(Dataset items)
######

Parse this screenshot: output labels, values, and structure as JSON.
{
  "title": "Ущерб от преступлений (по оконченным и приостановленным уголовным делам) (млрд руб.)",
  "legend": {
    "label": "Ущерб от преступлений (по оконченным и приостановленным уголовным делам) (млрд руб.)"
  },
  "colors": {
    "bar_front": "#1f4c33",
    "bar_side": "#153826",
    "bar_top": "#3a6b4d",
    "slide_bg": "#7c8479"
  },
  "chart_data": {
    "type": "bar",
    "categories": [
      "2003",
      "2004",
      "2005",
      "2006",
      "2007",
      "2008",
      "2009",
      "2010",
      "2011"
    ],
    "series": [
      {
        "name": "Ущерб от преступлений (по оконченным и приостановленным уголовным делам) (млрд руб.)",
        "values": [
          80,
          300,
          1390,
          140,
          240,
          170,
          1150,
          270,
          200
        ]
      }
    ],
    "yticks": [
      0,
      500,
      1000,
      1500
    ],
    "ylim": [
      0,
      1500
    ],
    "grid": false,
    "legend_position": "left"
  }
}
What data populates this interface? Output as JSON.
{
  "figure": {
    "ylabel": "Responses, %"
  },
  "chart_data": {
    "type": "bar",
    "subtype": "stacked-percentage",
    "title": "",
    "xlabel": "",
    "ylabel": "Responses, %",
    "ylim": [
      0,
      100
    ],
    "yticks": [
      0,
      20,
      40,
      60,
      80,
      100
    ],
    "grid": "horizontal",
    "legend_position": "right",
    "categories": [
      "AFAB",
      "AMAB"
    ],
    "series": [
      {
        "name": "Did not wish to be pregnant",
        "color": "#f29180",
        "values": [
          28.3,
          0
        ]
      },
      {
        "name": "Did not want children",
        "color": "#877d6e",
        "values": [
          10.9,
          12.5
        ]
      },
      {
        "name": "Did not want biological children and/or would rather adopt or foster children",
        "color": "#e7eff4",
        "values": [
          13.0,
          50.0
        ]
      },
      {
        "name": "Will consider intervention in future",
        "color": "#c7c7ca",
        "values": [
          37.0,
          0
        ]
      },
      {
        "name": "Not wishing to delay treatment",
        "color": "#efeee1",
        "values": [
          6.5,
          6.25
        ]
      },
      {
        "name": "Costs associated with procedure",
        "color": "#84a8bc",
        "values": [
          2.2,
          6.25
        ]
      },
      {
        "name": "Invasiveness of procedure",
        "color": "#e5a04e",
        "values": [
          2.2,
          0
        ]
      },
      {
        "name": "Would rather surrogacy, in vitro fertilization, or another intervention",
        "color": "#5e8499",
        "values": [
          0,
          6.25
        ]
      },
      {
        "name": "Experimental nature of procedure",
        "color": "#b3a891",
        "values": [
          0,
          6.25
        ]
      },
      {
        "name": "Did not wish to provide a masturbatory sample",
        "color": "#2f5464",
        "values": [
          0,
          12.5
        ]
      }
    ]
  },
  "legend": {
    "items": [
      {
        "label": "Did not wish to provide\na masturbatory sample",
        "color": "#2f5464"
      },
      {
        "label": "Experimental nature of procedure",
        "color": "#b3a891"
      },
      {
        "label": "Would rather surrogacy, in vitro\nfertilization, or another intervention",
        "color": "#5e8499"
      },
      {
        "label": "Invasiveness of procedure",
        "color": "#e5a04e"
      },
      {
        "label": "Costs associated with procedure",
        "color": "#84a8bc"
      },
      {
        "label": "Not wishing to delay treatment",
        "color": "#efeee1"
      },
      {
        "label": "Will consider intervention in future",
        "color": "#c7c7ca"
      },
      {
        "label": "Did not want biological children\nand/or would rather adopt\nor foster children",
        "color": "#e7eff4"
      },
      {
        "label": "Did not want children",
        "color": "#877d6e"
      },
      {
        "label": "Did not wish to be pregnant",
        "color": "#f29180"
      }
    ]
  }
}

######

Requirements - Retype the whole listing, matching it exactly.

Written response -
Parse this screenshot: output labels, values, and structure as JSON.
{
  "title": "Ущерб от преступлений (по оконченным и приостановленным уголовным делам) (млрд руб.)",
  "legend": {
    "label": "Ущерб от преступлений (по оконченным и приостановленным уголовным делам) (млрд руб.)"
  },
  "colors": {
    "bar_front": "#1f4c33",
    "bar_side": "#153826",
    "bar_top": "#3a6b4d",
    "slide_bg": "#7c8479"
  },
  "chart_data": {
    "type": "bar",
    "categories": [
      "2003",
      "2004",
      "2005",
      "2006",
      "2007",
      "2008",
      "2009",
      "2010",
      "2011"
    ],
    "series": [
      {
        "name": "Ущерб от преступлений (по оконченным и приостановленным уголовным делам) (млрд руб.)",
        "values": [
          80,
          300,
          1390,
          140,
          240,
          170,
          1150,
          270,
          200
        ]
      }
    ],
    "yticks": [
      0,
      500,
      1000,
      1500
    ],
    "ylim": [
      0,
      1500
    ],
    "grid": false,
    "legend_position": "left"
  }
}
What data populates this interface? Output as JSON.
{
  "figure": {
    "ylabel": "Responses, %"
  },
  "chart_data": {
    "type": "bar",
    "subtype": "stacked-percentage",
    "title": "",
    "xlabel": "",
    "ylabel": "Responses, %",
    "ylim": [
      0,
      100
    ],
    "yticks": [
      0,
      20,
      40,
      60,
      80,
      100
    ],
    "grid": "horizontal",
    "legend_position": "right",
    "categories": [
      "AFAB",
      "AMAB"
    ],
    "series": [
      {
        "name": "Did not wish to be pregnant",
        "color": "#f29180",
        "values": [
          28.3,
          0
        ]
      },
      {
        "name": "Did not want children",
        "color": "#877d6e",
        "values": [
          10.9,
          12.5
        ]
      },
      {
        "name": "Did not want biological children and/or would rather adopt or foster children",
        "color": "#e7eff4",
        "values": [
          13.0,
          50.0
        ]
      },
      {
        "name": "Will consider intervention in future",
        "color": "#c7c7ca",
        "values": [
          37.0,
          0
        ]
      },
      {
        "name": "Not wishing to delay treatment",
        "color": "#efeee1",
        "values": [
          6.5,
          6.25
        ]
      },
      {
        "name": "Costs associated with procedure",
        "color": "#84a8bc",
        "values": [
          2.2,
          6.25
        ]
      },
      {
        "name": "Invasiveness of procedure",
        "color": "#e5a04e",
        "values": [
          2.2,
          0
        ]
      },
      {
        "name": "Would rather surrogacy, in vitro fertilization, or another intervention",
        "color": "#5e8499",
        "values": [
          0,
          6.25
        ]
      },
      {
        "name": "Experimental nature of procedure",
        "color": "#b3a891",
        "values": [
          0,
          6.25
        ]
      },
      {
        "name": "Did not wish to provide a masturbatory sample",
        "color": "#2f5464",
        "values": [
          0,
          12.5
        ]
      }
    ]
  },
  "legend": {
    "items": [
      {
        "label": "Did not wish to provide\na masturbatory sample",
        "color": "#2f5464"
      },
      {
        "label": "Experimental nature of procedure",
        "color": "#b3a891"
      },
      {
        "label": "Would rather surrogacy, in vitro\nfertilization, or another intervention",
        "color": "#5e8499"
      },
      {
        "label": "Invasiveness of procedure",
        "color": "#e5a04e"
      },
      {
        "label": "Costs associated with procedure",
        "color": "#84a8bc"
      },
      {
        "label": "Not wishing to delay treatment",
        "color": "#efeee1"
      },
      {
        "label": "Will consider intervention in future",
        "color": "#c7c7ca"
      },
      {
        "label": "Did not want biological children\nand/or would rather adopt\nor foster children",
        "color": "#e7eff4"
      },
      {
        "label": "Did not want children",
        "color": "#877d6e"
      },
      {
        "label": "Did not wish to be pregnant",
        "color": "#f29180"
      }
    ]
  }
}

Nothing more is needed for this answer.